[Exercise requirements]: Write the records out again, keeping each line exactly as it is.

___ Listed records

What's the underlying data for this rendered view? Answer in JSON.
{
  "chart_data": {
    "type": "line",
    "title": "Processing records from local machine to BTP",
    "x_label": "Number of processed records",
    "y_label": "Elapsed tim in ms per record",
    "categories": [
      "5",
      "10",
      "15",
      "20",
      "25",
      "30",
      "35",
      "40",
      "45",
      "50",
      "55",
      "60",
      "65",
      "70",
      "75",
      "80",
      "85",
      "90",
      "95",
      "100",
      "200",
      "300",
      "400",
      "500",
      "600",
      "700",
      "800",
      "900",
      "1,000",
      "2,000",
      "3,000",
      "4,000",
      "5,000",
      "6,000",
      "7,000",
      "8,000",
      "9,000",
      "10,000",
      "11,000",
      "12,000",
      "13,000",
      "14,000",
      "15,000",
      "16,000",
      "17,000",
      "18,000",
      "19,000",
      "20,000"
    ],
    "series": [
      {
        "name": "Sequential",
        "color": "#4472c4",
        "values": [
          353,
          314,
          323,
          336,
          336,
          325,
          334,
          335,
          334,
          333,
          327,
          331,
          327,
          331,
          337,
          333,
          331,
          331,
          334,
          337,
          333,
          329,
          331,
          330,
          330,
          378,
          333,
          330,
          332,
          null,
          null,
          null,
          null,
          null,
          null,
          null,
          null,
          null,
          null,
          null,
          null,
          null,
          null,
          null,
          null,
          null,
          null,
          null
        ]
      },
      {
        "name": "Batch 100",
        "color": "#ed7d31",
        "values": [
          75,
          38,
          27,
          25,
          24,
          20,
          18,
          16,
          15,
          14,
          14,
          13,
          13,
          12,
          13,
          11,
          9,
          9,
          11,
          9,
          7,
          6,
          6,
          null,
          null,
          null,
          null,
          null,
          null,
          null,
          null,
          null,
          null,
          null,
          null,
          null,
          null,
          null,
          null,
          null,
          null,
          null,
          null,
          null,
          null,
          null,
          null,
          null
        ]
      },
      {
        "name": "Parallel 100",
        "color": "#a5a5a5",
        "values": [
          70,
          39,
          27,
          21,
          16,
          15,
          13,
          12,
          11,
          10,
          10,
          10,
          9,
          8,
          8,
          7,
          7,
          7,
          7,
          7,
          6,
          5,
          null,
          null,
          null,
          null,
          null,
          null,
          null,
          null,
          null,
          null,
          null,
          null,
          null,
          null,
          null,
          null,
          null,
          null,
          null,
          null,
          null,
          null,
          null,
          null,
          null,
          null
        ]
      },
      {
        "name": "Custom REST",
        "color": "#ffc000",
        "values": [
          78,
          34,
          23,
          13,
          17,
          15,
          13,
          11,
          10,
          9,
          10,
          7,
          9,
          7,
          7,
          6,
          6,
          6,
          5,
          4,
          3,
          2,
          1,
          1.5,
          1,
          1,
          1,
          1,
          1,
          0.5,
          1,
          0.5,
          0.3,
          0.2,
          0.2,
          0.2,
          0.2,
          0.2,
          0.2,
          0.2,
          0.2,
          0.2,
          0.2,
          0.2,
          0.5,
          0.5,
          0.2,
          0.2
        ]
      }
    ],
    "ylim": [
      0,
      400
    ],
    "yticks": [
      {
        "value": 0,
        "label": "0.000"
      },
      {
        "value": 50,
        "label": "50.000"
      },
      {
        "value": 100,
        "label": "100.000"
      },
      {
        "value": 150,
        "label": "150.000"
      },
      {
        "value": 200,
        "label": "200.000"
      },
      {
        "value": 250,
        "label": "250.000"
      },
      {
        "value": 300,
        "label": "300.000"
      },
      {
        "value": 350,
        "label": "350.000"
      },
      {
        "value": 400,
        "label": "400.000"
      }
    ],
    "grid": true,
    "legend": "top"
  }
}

______

[Task answer]:
What's the underlying data for this rendered view? Answer in JSON.
{
  "chart_data": {
    "type": "line",
    "title": "Processing records from local machine to BTP",
    "x_label": "Number of processed records",
    "y_label": "Elapsed tim in ms per record",
    "categories": [
      "5",
      "10",
      "15",
      "20",
      "25",
      "30",
      "35",
      "40",
      "45",
      "50",
      "55",
      "60",
      "65",
      "70",
      "75",
      "80",
      "85",
      "90",
      "95",
      "100",
      "200",
      "300",
      "400",
      "500",
      "600",
      "700",
      "800",
      "900",
      "1,000",
      "2,000",
      "3,000",
      "4,000",
      "5,000",
      "6,000",
      "7,000",
      "8,000",
      "9,000",
      "10,000",
      "11,000",
      "12,000",
      "13,000",
      "14,000",
      "15,000",
      "16,000",
      "17,000",
      "18,000",
      "19,000",
      "20,000"
    ],
    "series": [
      {
        "name": "Sequential",
        "color": "#4472c4",
        "values": [
          353,
          314,
          323,
          336,
          336,
          325,
          334,
          335,
          334,
          333,
          327,
          331,
          327,
          331,
          337,
          333,
          331,
          331,
          334,
          337,
          333,
          329,
          331,
          330,
          330,
          378,
          333,
          330,
          332,
          null,
          null,
          null,
          null,
          null,
          null,
          null,
          null,
          null,
          null,
          null,
          null,
          null,
          null,
          null,
          null,
          null,
          null,
          null
        ]
      },
      {
        "name": "Batch 100",
        "color": "#ed7d31",
        "values": [
          75,
          38,
          27,
          25,
          24,
          20,
          18,
          16,
          15,
          14,
          14,
          13,
          13,
          12,
          13,
          11,
          9,
          9,
          11,
          9,
          7,
          6,
          6,
          null,
          null,
          null,
          null,
          null,
          null,
          null,
          null,
          null,
          null,
          null,
          null,
          null,
          null,
          null,
          null,
          null,
          null,
          null,
          null,
          null,
          null,
          null,
          null,
          null
        ]
      },
      {
        "name": "Parallel 100",
        "color": "#a5a5a5",
        "values": [
          70,
          39,
          27,
          21,
          16,
          15,
          13,
          12,
          11,
          10,
          10,
          10,
          9,
          8,
          8,
          7,
          7,
          7,
          7,
          7,
          6,
          5,
          null,
          null,
          null,
          null,
          null,
          null,
          null,
          null,
          null,
          null,
          null,
          null,
          null,
          null,
          null,
          null,
          null,
          null,
          null,
          null,
          null,
          null,
          null,
          null,
          null,
          null
        ]
      },
      {
        "name": "Custom REST",
        "color": "#ffc000",
        "values": [
          78,
          34,
          23,
          13,
          17,
          15,
          13,
          11,
          10,
          9,
          10,
          7,
          9,
          7,
          7,
          6,
          6,
          6,
          5,
          4,
          3,
          2,
          1,
          1.5,
          1,
          1,
          1,
          1,
          1,
          0.5,
          1,
          0.5,
          0.3,
          0.2,
          0.2,
          0.2,
          0.2,
          0.2,
          0.2,
          0.2,
          0.2,
          0.2,
          0.2,
          0.2,
          0.5,
          0.5,
          0.2,
          0.2
        ]
      }
    ],
    "ylim": [
      0,
      400
    ],
    "yticks": [
      {
        "value": 0,
        "label": "0.000"
      },
      {
        "value": 50,
        "label": "50.000"
      },
      {
        "value": 100,
        "label": "100.000"
      },
      {
        "value": 150,
        "label": "150.000"
      },
      {
        "value": 200,
        "label": "200.000"
      },
      {
        "value": 250,
        "label": "250.000"
      },
      {
        "value": 300,
        "label": "300.000"
      },
      {
        "value": 350,
        "label": "350.000"
      },
      {
        "value": 400,
        "label": "400.000"
      }
    ],
    "grid": true,
    "legend": "top"
  }
}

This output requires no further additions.